Start
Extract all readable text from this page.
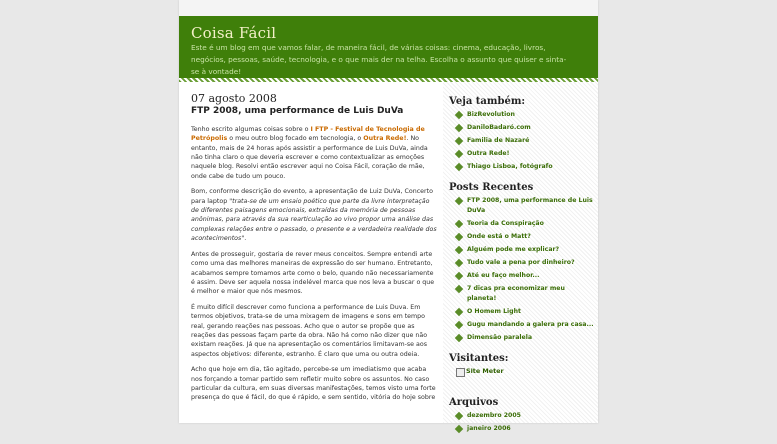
Coisa Fácil
Este é um blog em que vamos falar, de maneira fácil, de várias coisas: cinema, educação, livros, negócios, pessoas, saúde, tecnologia, e o que mais der na telha. Escolha o assunto que quiser e sinta-se à vontade!
07 agosto 2008
FTP 2008, uma performance de Luis DuVa

Tenho escrito algumas coisas sobre o I FTP - Festival de Tecnologia de Petrópolis o meu outro blog focado em tecnologia, o Outra Rede!. No entanto, mais de 24 horas após assistir a performance de Luis DuVa, ainda não tinha claro o que deveria escrever e como contextualizar as emoções naquele blog. Resolvi então escrever aqui no Coisa Fácil, coração de mãe, onde cabe de tudo um pouco.

Bom, conforme descrição do evento, a apresentação de Luiz DuVa, Concerto para laptop "trata-se de um ensaio poético que parte da livre interpretação de diferentes paisagens emocionais, extraídas da memória de pessoas anônimas, para através da sua rearticulação ao vivo propor uma análise das complexas relações entre o passado, o presente e a verdadeira realidade dos acontecimentos".

Antes de prosseguir, gostaria de rever meus conceitos. Sempre entendi arte como uma das melhores maneiras de expressão do ser humano. Entretanto, acabamos sempre tomamos arte como o belo, quando não necessariamente é assim. Deve ser aquela nossa indelével marca que nos leva a buscar o que é melhor e maior que nós mesmos.

É muito difícil descrever como funciona a performance de Luis Duva. Em termos objetivos, trata-se de uma mixagem de imagens e sons em tempo real, gerando reações nas pessoas. Acho que o autor se propõe que as reações das pessoas façam parte da obra. Não há como não dizer que não existam reações. Já que na apresentação os comentários limitavam-se aos aspectos objetivos: diferente, estranho. É claro que uma ou outra odeia.

Acho que hoje em dia, tão agitado, percebe-se um imediatismo que acaba nos forçando a tomar partido sem refletir muito sobre os assuntos. No caso particular da cultura, em suas diversas manifestações, temos visto uma forte presença do que é fácil, do que é rápido, e sem sentido, vitória do hoje sobre

Veja também:
BizRevolution
DaniloBadaró.com
Familia de Nazaré
Outra Rede!
Thiago Lisboa, fotógrafo
Posts Recentes
FTP 2008, uma performance de Luis DuVa
Teoria da Conspiração
Onde está o Matt?
Alguém pode me explicar?
Tudo vale a pena por dinheiro?
Até eu faço melhor...
7 dicas pra economizar meu planeta!
O Homem Light
Gugu mandando a galera pra casa...
Dimensão paralela
Visitantes:
Site Meter
Arquivos
dezembro 2005
janeiro 2006
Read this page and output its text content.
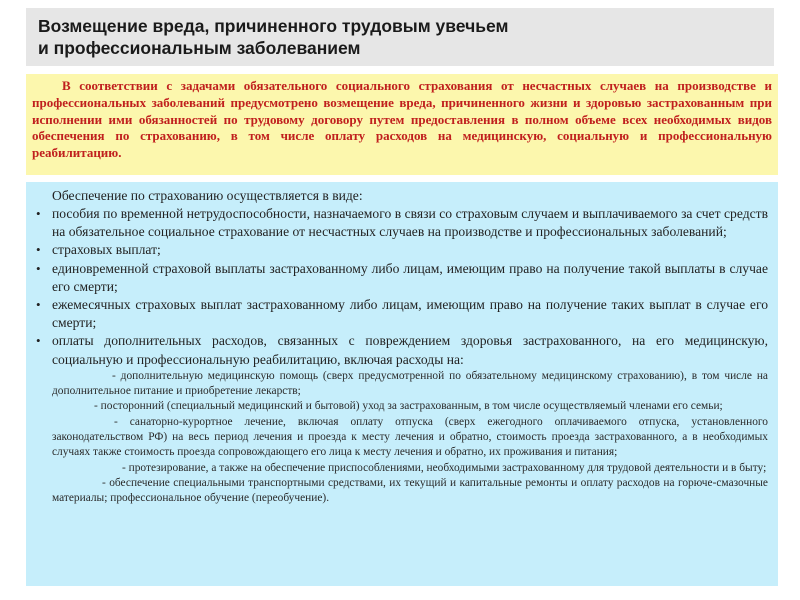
Возмещение вреда, причиненного трудовым увечьем
и профессиональным заболеванием

В соответствии с задачами обязательного социального страхования от несчастных случаев на производстве и профессиональных заболеваний предусмотрено возмещение вреда, причиненного жизни и здоровью застрахованным при исполнении ими обязанностей по трудовому договору путем предоставления в полном объеме всех необходимых видов обеспечения по страхованию, в том числе оплату расходов на медицинскую, социальную и профессиональную реабилитацию.

Обеспечение по страхованию осуществляется в виде:

• пособия по временной нетрудоспособности, назначаемого в связи со страховым случаем и выплачиваемого за счет средств на обязательное социальное страхование от несчастных случаев на производстве и профессиональных заболеваний;
• страховых выплат;
• единовременной страховой выплаты застрахованному либо лицам, имеющим право на получение такой выплаты в случае его смерти;
• ежемесячных страховых выплат застрахованному либо лицам, имеющим право на получение таких выплат в случае его смерти;
• оплаты дополнительных расходов, связанных с повреждением здоровья застрахованного, на его медицинскую, социальную и профессиональную реабилитацию, включая расходы на:
- дополнительную медицинскую помощь (сверх предусмотренной по обязательному медицинскому страхованию), в том числе на дополнительное питание и приобретение лекарств;
- посторонний (специальный медицинский и бытовой) уход за застрахованным, в том числе осуществляемый членами его семьи;
- санаторно-курортное лечение, включая оплату отпуска (сверх ежегодного оплачиваемого отпуска, установленного законодательством РФ) на весь период лечения и проезда к месту лечения и обратно, стоимость проезда застрахованного, а в необходимых случаях также стоимость проезда сопровождающего его лица к месту лечения и обратно, их проживания и питания;
- протезирование, а также на обеспечение приспособлениями, необходимыми застрахованному для трудовой деятельности и в быту;
- обеспечение специальными транспортными средствами, их текущий и капитальные ремонты и оплату расходов на горюче-смазочные материалы; профессиональное обучение (переобучение).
End
- _Goal of the exercise_: Retype verbatim only the lines beginning with the line that contains "Read this page and output its text content." and ending with the last line of the listing above; pictures are to be excluded.

- _The output_:
Read this page and output its text content.
Возмещение вреда, причиненного трудовым увечьем
и профессиональным заболеванием

В соответствии с задачами обязательного социального страхования от несчастных случаев на производстве и профессиональных заболеваний предусмотрено возмещение вреда, причиненного жизни и здоровью застрахованным при исполнении ими обязанностей по трудовому договору путем предоставления в полном объеме всех необходимых видов обеспечения по страхованию, в том числе оплату расходов на медицинскую, социальную и профессиональную реабилитацию.

Обеспечение по страхованию осуществляется в виде:

• пособия по временной нетрудоспособности, назначаемого в связи со страховым случаем и выплачиваемого за счет средств на обязательное социальное страхование от несчастных случаев на производстве и профессиональных заболеваний;
• страховых выплат;
• единовременной страховой выплаты застрахованному либо лицам, имеющим право на получение такой выплаты в случае его смерти;
• ежемесячных страховых выплат застрахованному либо лицам, имеющим право на получение таких выплат в случае его смерти;
• оплаты дополнительных расходов, связанных с повреждением здоровья застрахованного, на его медицинскую, социальную и профессиональную реабилитацию, включая расходы на:
- дополнительную медицинскую помощь (сверх предусмотренной по обязательному медицинскому страхованию), в том числе на дополнительное питание и приобретение лекарств;
- посторонний (специальный медицинский и бытовой) уход за застрахованным, в том числе осуществляемый членами его семьи;
- санаторно-курортное лечение, включая оплату отпуска (сверх ежегодного оплачиваемого отпуска, установленного законодательством РФ) на весь период лечения и проезда к месту лечения и обратно, стоимость проезда застрахованного, а в необходимых случаях также стоимость проезда сопровождающего его лица к месту лечения и обратно, их проживания и питания;
- протезирование, а также на обеспечение приспособлениями, необходимыми застрахованному для трудовой деятельности и в быту;
- обеспечение специальными транспортными средствами, их текущий и капитальные ремонты и оплату расходов на горюче-смазочные материалы; профессиональное обучение (переобучение).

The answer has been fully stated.